== What the task requires ==
Copy each line below exactly and leave the pictures out.

======== Listed entries ========

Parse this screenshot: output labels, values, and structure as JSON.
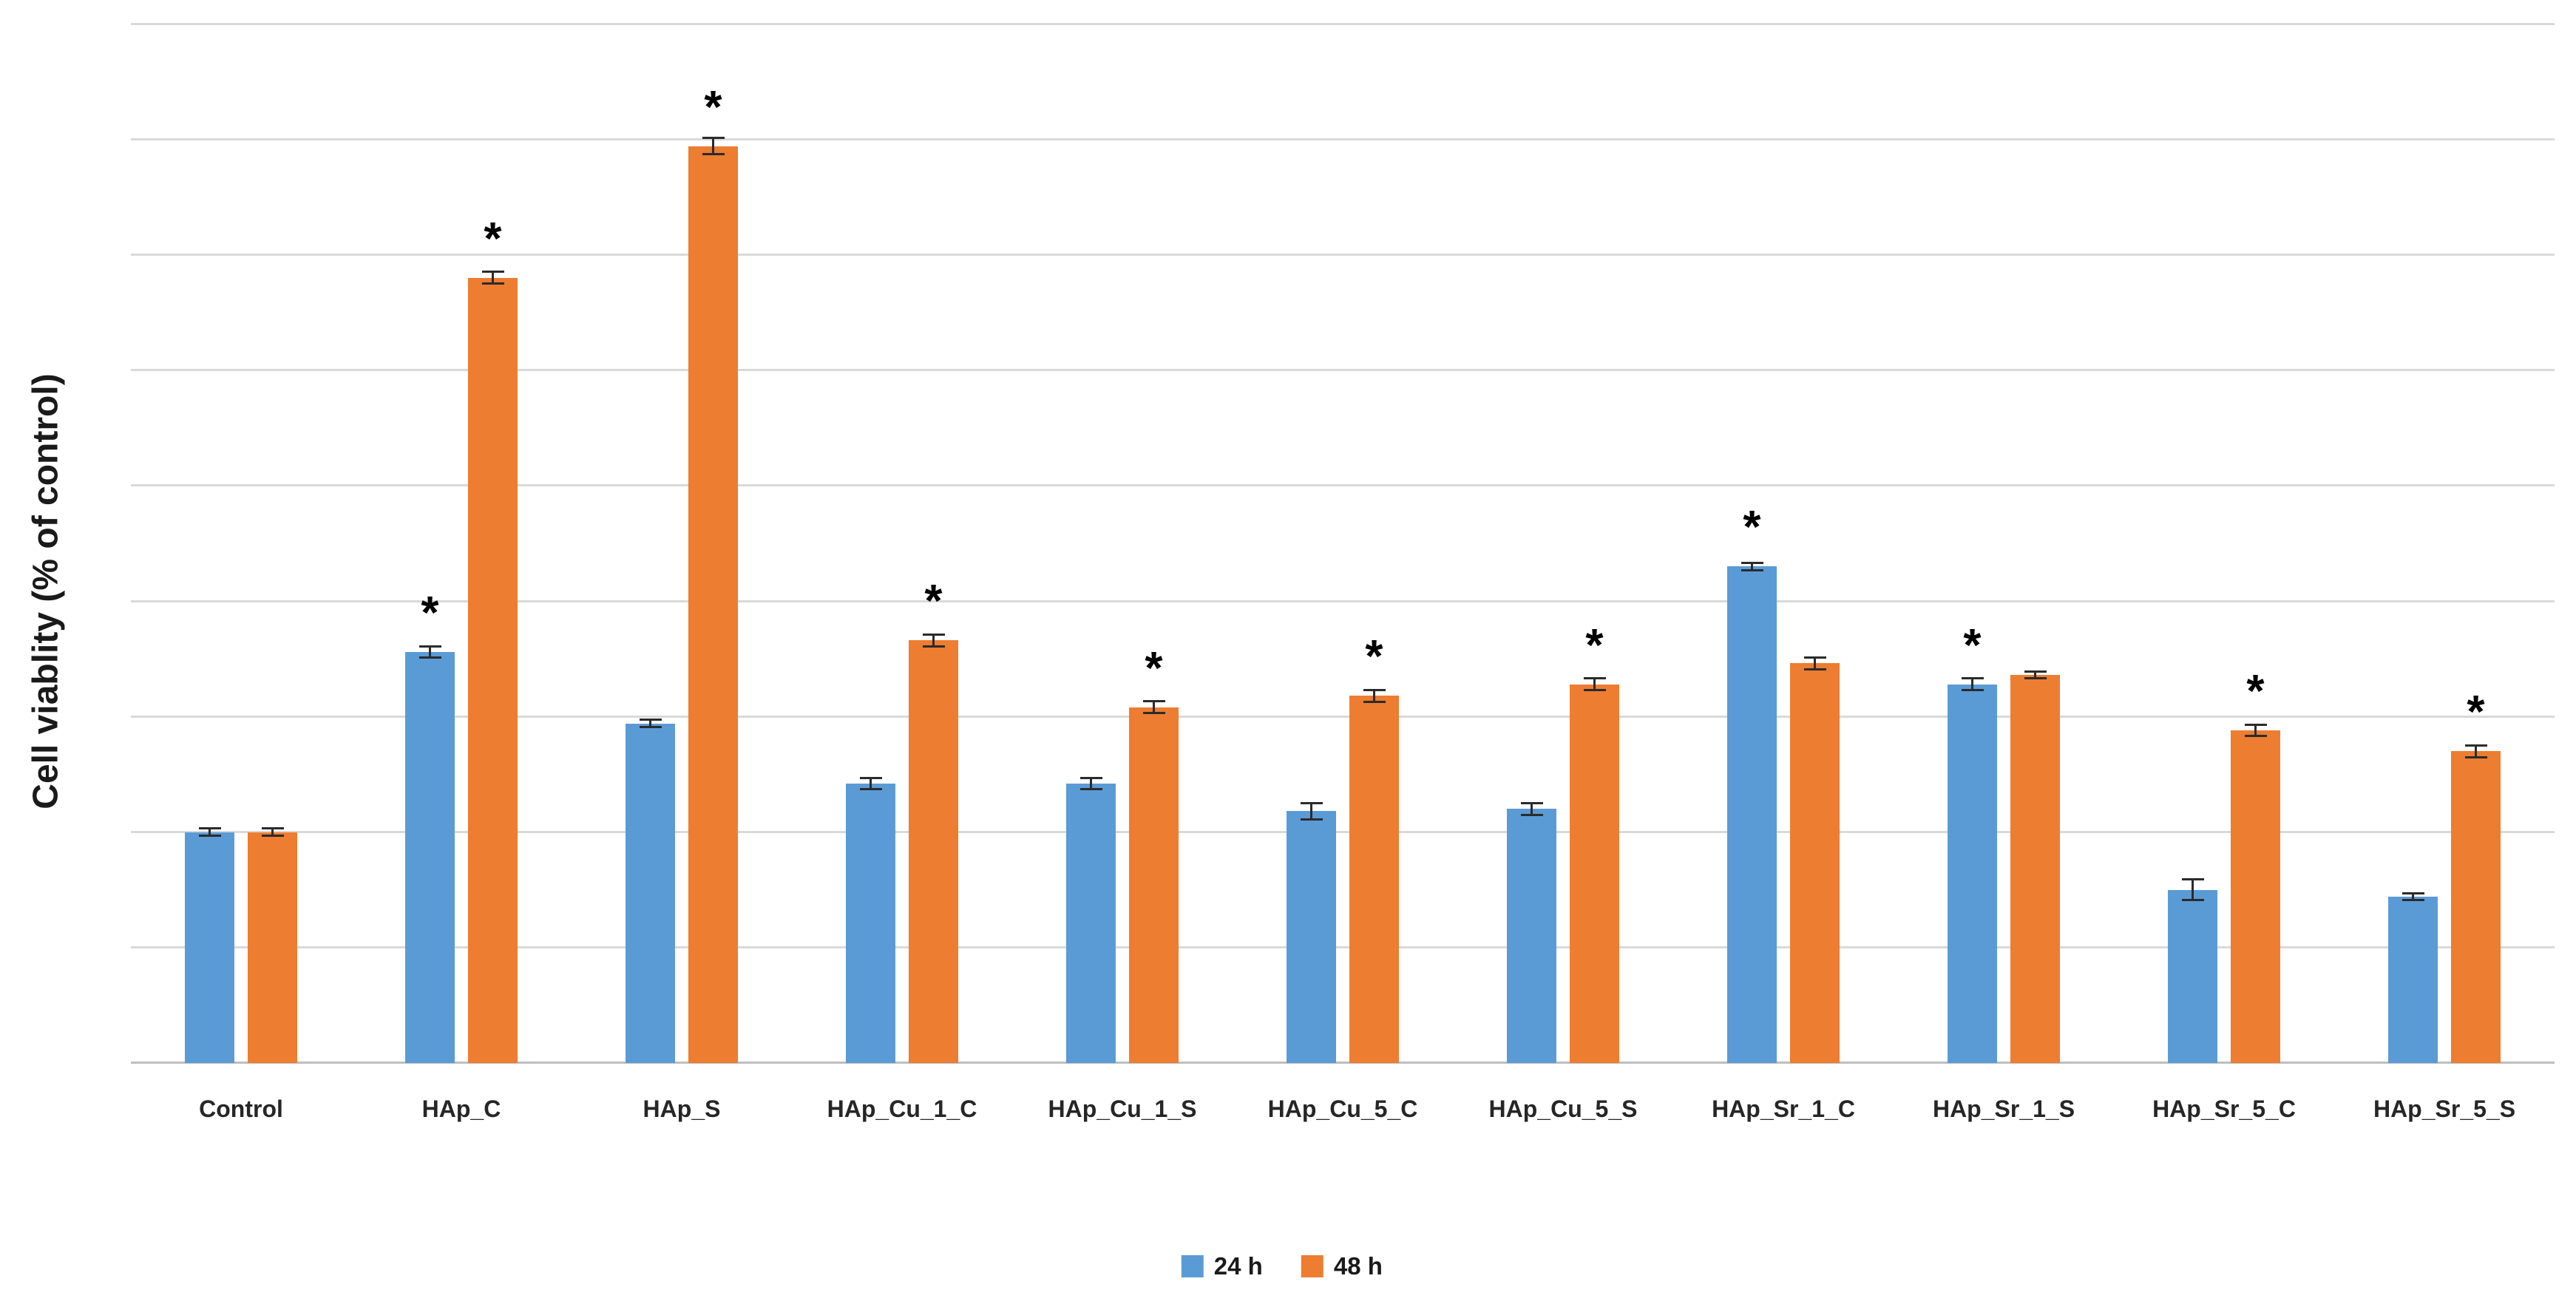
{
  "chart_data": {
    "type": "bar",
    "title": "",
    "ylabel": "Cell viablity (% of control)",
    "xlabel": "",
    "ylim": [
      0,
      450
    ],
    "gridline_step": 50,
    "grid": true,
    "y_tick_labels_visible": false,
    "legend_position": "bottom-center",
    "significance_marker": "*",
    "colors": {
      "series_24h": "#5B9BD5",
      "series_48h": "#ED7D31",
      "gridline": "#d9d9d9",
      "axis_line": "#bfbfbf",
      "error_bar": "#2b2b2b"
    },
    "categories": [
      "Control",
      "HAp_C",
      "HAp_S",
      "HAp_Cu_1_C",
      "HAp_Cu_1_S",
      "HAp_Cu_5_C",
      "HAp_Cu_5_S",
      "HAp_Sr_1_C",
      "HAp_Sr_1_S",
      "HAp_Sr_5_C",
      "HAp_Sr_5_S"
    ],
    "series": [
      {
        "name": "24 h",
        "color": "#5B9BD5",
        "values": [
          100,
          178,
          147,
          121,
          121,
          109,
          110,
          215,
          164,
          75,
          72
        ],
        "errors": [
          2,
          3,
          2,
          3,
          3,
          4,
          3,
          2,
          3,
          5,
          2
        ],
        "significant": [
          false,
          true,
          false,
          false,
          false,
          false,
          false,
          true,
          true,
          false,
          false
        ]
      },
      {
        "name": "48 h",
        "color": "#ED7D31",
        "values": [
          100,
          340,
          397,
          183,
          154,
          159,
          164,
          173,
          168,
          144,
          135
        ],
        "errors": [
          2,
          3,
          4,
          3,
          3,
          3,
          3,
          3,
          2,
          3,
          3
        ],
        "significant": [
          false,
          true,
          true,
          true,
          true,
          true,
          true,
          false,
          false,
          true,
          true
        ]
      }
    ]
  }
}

========

== Exercise answer ==
Parse this screenshot: output labels, values, and structure as JSON.
{
  "chart_data": {
    "type": "bar",
    "title": "",
    "ylabel": "Cell viablity (% of control)",
    "xlabel": "",
    "ylim": [
      0,
      450
    ],
    "gridline_step": 50,
    "grid": true,
    "y_tick_labels_visible": false,
    "legend_position": "bottom-center",
    "significance_marker": "*",
    "colors": {
      "series_24h": "#5B9BD5",
      "series_48h": "#ED7D31",
      "gridline": "#d9d9d9",
      "axis_line": "#bfbfbf",
      "error_bar": "#2b2b2b"
    },
    "categories": [
      "Control",
      "HAp_C",
      "HAp_S",
      "HAp_Cu_1_C",
      "HAp_Cu_1_S",
      "HAp_Cu_5_C",
      "HAp_Cu_5_S",
      "HAp_Sr_1_C",
      "HAp_Sr_1_S",
      "HAp_Sr_5_C",
      "HAp_Sr_5_S"
    ],
    "series": [
      {
        "name": "24 h",
        "color": "#5B9BD5",
        "values": [
          100,
          178,
          147,
          121,
          121,
          109,
          110,
          215,
          164,
          75,
          72
        ],
        "errors": [
          2,
          3,
          2,
          3,
          3,
          4,
          3,
          2,
          3,
          5,
          2
        ],
        "significant": [
          false,
          true,
          false,
          false,
          false,
          false,
          false,
          true,
          true,
          false,
          false
        ]
      },
      {
        "name": "48 h",
        "color": "#ED7D31",
        "values": [
          100,
          340,
          397,
          183,
          154,
          159,
          164,
          173,
          168,
          144,
          135
        ],
        "errors": [
          2,
          3,
          4,
          3,
          3,
          3,
          3,
          3,
          2,
          3,
          3
        ],
        "significant": [
          false,
          true,
          true,
          true,
          true,
          true,
          true,
          false,
          false,
          true,
          true
        ]
      }
    ]
  }
}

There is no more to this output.